◆ **Data items**:
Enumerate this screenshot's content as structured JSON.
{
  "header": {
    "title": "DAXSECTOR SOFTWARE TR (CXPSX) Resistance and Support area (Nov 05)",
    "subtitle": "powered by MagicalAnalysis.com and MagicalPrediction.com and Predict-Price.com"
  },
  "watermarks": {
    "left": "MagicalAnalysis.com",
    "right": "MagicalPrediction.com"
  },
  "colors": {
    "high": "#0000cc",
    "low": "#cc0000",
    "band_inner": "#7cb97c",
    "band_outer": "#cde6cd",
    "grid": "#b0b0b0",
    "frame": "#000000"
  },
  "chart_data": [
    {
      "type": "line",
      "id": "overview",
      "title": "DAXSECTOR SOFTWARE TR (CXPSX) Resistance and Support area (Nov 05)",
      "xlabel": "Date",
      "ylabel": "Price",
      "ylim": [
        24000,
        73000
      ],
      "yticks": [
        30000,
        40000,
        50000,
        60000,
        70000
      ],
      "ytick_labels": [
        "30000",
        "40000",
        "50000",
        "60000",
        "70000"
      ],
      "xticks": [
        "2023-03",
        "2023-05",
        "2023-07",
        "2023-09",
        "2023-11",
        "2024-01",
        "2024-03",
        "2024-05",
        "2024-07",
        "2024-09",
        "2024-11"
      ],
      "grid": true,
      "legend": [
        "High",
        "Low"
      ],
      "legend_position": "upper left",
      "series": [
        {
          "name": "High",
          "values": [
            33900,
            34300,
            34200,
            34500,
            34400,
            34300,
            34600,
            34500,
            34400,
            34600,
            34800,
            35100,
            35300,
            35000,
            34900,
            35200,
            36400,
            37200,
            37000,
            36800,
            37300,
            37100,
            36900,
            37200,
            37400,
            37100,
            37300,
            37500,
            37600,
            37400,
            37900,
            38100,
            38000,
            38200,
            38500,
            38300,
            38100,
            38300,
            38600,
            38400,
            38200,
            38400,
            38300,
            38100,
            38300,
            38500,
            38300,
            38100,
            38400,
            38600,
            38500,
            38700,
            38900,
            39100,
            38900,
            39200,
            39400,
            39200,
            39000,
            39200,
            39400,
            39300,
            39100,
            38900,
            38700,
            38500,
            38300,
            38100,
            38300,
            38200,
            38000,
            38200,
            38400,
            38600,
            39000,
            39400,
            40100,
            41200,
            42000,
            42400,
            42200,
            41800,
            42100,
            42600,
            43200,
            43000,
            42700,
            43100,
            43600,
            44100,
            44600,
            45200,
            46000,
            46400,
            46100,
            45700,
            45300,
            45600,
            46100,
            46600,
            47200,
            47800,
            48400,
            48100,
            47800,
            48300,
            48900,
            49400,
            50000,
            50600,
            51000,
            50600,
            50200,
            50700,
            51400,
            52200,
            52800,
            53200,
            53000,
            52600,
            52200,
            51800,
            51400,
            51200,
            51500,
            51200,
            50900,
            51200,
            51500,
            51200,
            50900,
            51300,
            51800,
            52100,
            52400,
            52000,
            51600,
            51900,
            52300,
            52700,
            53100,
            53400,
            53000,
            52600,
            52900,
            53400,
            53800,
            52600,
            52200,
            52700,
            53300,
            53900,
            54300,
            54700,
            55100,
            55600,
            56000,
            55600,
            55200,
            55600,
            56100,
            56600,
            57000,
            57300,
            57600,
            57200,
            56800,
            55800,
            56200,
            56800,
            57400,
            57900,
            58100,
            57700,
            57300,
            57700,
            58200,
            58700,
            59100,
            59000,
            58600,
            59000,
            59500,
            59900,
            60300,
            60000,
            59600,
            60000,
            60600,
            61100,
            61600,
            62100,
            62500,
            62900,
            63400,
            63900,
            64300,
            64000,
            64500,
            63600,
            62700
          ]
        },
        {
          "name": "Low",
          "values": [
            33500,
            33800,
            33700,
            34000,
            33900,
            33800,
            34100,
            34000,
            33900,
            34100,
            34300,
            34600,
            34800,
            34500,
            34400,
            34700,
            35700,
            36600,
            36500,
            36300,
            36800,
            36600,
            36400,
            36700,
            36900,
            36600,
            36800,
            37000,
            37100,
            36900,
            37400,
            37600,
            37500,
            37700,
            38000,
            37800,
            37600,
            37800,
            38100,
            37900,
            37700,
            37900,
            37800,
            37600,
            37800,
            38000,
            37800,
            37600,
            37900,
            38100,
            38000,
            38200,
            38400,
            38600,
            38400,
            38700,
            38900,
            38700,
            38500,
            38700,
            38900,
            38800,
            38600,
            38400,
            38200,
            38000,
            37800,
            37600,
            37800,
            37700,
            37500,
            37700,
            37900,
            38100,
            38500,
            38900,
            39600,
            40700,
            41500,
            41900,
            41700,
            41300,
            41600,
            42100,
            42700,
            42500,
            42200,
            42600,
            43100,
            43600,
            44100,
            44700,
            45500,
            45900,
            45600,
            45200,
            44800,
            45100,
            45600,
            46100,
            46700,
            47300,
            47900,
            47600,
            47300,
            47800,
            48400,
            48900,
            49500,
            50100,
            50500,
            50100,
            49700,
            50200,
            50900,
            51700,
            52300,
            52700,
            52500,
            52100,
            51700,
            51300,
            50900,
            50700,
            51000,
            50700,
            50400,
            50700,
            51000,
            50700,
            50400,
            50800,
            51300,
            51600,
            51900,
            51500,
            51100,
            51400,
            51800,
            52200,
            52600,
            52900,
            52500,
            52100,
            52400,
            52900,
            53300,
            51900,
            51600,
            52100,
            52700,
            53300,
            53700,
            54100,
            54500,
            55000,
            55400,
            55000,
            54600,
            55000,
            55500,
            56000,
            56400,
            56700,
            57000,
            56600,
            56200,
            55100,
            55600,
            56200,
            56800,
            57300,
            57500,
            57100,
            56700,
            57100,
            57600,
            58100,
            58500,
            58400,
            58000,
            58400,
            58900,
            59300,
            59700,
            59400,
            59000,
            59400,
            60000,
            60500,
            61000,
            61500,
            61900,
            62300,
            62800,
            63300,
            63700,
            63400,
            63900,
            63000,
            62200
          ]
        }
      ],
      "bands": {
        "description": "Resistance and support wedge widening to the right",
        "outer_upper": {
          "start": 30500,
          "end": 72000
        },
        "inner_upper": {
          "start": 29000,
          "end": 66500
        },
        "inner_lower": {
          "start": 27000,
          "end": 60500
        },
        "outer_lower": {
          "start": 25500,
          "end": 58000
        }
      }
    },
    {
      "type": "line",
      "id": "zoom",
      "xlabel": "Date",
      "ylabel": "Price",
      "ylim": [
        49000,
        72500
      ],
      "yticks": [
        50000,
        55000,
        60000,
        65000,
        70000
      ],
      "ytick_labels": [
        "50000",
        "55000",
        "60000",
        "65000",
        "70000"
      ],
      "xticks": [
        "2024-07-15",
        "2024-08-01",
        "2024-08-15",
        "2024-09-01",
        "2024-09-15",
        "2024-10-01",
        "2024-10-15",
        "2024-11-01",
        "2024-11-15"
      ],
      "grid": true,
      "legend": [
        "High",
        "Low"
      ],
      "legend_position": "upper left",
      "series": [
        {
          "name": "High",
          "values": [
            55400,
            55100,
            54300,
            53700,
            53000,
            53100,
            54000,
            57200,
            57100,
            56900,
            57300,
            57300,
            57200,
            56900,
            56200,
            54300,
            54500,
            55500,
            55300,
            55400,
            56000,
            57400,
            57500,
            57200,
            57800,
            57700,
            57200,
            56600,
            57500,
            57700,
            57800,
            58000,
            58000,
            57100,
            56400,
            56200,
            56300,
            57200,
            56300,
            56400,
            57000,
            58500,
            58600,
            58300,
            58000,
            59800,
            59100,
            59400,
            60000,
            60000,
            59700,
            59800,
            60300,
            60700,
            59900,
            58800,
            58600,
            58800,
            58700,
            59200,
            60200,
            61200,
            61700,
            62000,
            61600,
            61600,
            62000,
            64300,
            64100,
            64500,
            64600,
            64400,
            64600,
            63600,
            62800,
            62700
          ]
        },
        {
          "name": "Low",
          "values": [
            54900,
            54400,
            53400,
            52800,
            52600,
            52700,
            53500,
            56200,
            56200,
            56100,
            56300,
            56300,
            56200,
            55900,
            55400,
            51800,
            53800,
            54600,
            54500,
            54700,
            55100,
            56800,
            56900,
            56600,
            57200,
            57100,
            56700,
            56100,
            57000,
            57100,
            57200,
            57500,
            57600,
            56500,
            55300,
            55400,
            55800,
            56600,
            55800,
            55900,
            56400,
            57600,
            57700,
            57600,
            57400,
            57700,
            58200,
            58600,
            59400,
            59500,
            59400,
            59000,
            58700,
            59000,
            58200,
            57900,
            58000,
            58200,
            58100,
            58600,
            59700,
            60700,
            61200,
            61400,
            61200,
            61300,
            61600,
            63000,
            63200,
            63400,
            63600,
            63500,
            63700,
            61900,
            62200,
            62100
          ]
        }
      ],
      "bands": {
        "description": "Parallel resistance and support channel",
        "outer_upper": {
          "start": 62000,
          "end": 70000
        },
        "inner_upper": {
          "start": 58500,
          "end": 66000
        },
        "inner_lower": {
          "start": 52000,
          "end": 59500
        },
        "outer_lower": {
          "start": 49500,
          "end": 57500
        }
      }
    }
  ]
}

◆ **Job**: Filter out every line that lacks the word "MagicalAnalysis", and copy the rest.

◆ **Task output**:
    "subtitle": "powered by MagicalAnalysis.com and MagicalPrediction.com and Predict-Price.com"
    "left": "MagicalAnalysis.com",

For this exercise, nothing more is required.